_Short exercise_
Search the records that follow and extract every line containing the string "chất".

_Stored data_
+++++

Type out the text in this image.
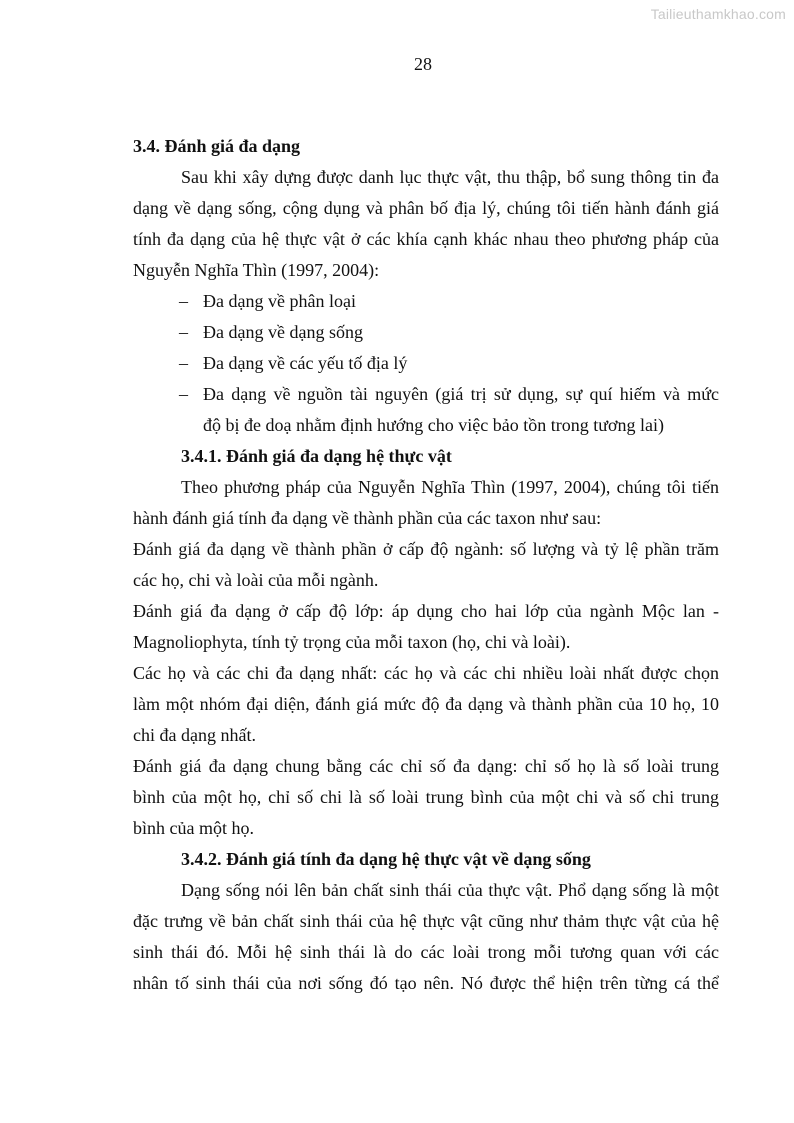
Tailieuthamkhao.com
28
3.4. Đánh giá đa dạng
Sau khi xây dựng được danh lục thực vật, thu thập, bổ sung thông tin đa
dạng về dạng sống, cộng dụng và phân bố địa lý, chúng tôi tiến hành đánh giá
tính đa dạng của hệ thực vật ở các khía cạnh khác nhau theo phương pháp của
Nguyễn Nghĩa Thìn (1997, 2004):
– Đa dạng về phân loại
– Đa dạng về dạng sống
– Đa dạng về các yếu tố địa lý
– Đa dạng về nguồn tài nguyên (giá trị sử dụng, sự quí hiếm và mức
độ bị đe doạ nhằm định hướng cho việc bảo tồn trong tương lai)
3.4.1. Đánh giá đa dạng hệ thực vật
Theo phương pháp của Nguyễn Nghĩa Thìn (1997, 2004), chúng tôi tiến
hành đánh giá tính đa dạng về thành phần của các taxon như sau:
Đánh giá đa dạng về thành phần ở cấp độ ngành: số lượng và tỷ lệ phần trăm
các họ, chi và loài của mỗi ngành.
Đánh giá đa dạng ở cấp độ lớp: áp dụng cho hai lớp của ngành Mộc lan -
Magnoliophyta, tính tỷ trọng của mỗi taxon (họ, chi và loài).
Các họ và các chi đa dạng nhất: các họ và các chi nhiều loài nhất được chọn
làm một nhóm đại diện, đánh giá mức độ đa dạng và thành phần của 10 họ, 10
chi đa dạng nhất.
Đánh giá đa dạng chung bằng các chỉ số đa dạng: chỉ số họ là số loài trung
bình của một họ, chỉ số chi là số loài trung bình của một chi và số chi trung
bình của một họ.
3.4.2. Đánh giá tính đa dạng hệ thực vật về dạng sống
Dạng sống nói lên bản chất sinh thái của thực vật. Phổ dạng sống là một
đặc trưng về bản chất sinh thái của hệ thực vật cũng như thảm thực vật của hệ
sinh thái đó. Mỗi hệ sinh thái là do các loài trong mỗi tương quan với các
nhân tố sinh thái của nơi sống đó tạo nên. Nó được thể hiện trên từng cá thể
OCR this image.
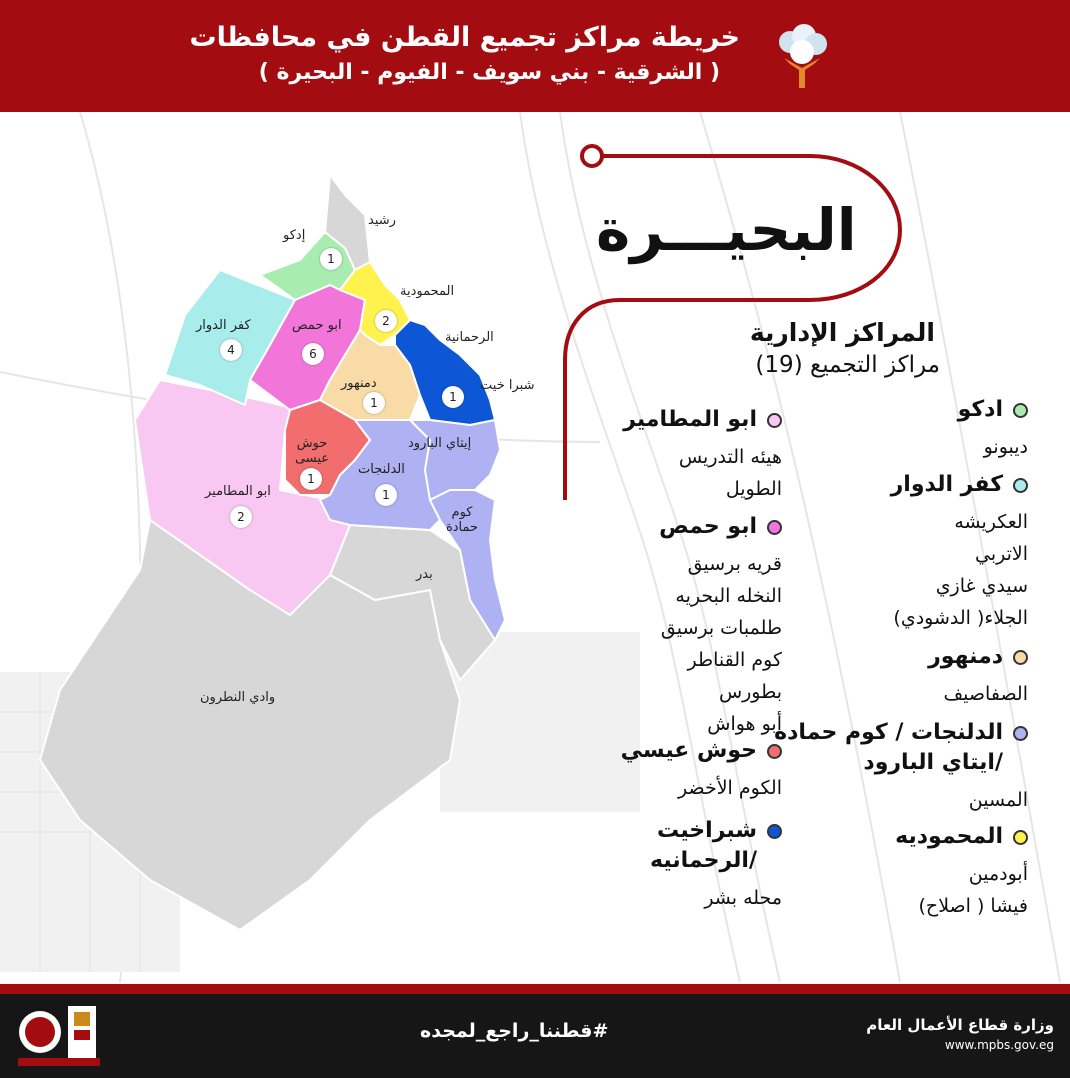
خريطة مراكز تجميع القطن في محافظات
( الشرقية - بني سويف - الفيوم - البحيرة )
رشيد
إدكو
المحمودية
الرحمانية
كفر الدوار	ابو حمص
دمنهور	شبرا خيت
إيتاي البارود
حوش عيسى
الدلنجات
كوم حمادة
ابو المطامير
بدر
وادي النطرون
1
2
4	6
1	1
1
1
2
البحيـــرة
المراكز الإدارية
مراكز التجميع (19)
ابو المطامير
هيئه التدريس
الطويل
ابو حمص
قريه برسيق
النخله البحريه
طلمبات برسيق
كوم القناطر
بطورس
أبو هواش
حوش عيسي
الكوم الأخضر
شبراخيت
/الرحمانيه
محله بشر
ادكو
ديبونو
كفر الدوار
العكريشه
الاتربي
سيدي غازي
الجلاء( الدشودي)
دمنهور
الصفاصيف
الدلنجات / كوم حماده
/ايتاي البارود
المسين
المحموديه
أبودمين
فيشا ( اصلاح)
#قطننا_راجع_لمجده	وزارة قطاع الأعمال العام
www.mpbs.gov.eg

+++++

_Answer_
Dạng sống nói lên bản chất sinh thái của thực vật. Phổ dạng sống là một
đặc trưng về bản chất sinh thái của hệ thực vật cũng như thảm thực vật của hệ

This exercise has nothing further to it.